▶ Problem to solve
Skip every image and restate the data word for word.

▶ Data rows
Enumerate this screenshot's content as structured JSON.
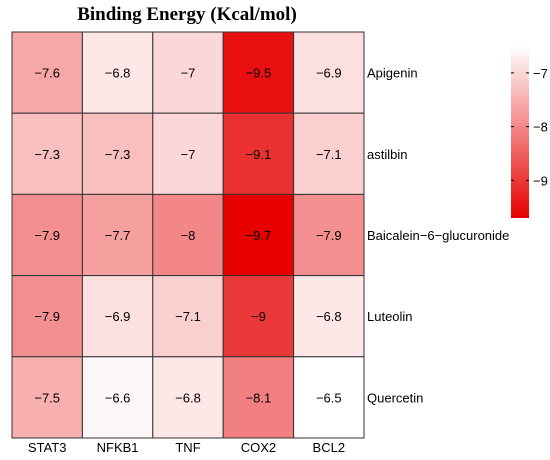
{
  "chart_data": {
    "type": "heatmap",
    "title": "Binding Energy (Kcal/mol)",
    "columns": [
      "STAT3",
      "NFKB1",
      "TNF",
      "COX2",
      "BCL2"
    ],
    "rows": [
      "Apigenin",
      "astilbin",
      "Baicalein−6−glucuronide",
      "Luteolin",
      "Quercetin"
    ],
    "values": [
      [
        -7.6,
        -6.8,
        -7.0,
        -9.5,
        -6.9
      ],
      [
        -7.3,
        -7.3,
        -7.0,
        -9.1,
        -7.1
      ],
      [
        -7.9,
        -7.7,
        -8.0,
        -9.7,
        -7.9
      ],
      [
        -7.9,
        -6.9,
        -7.1,
        -9.0,
        -6.8
      ],
      [
        -7.5,
        -6.6,
        -6.8,
        -8.1,
        -6.5
      ]
    ],
    "cell_labels": [
      [
        "−7.6",
        "−6.8",
        "−7",
        "−9.5",
        "−6.9"
      ],
      [
        "−7.3",
        "−7.3",
        "−7",
        "−9.1",
        "−7.1"
      ],
      [
        "−7.9",
        "−7.7",
        "−8",
        "−9.7",
        "−7.9"
      ],
      [
        "−7.9",
        "−6.9",
        "−7.1",
        "−9",
        "−6.8"
      ],
      [
        "−7.5",
        "−6.6",
        "−6.8",
        "−8.1",
        "−6.5"
      ]
    ],
    "color_scale": {
      "min": -9.7,
      "max": -6.5,
      "low_color": "#e60000",
      "high_color": "#ffffff",
      "ticks": [
        "−7",
        "−8",
        "−9"
      ],
      "tick_values": [
        -7,
        -8,
        -9
      ],
      "legend_placement": "right"
    },
    "grid": true
  }
}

▶ Output below
Enumerate this screenshot's content as structured JSON.
{
  "chart_data": {
    "type": "heatmap",
    "title": "Binding Energy (Kcal/mol)",
    "columns": [
      "STAT3",
      "NFKB1",
      "TNF",
      "COX2",
      "BCL2"
    ],
    "rows": [
      "Apigenin",
      "astilbin",
      "Baicalein−6−glucuronide",
      "Luteolin",
      "Quercetin"
    ],
    "values": [
      [
        -7.6,
        -6.8,
        -7.0,
        -9.5,
        -6.9
      ],
      [
        -7.3,
        -7.3,
        -7.0,
        -9.1,
        -7.1
      ],
      [
        -7.9,
        -7.7,
        -8.0,
        -9.7,
        -7.9
      ],
      [
        -7.9,
        -6.9,
        -7.1,
        -9.0,
        -6.8
      ],
      [
        -7.5,
        -6.6,
        -6.8,
        -8.1,
        -6.5
      ]
    ],
    "cell_labels": [
      [
        "−7.6",
        "−6.8",
        "−7",
        "−9.5",
        "−6.9"
      ],
      [
        "−7.3",
        "−7.3",
        "−7",
        "−9.1",
        "−7.1"
      ],
      [
        "−7.9",
        "−7.7",
        "−8",
        "−9.7",
        "−7.9"
      ],
      [
        "−7.9",
        "−6.9",
        "−7.1",
        "−9",
        "−6.8"
      ],
      [
        "−7.5",
        "−6.6",
        "−6.8",
        "−8.1",
        "−6.5"
      ]
    ],
    "color_scale": {
      "min": -9.7,
      "max": -6.5,
      "low_color": "#e60000",
      "high_color": "#ffffff",
      "ticks": [
        "−7",
        "−8",
        "−9"
      ],
      "tick_values": [
        -7,
        -8,
        -9
      ],
      "legend_placement": "right"
    },
    "grid": true
  }
}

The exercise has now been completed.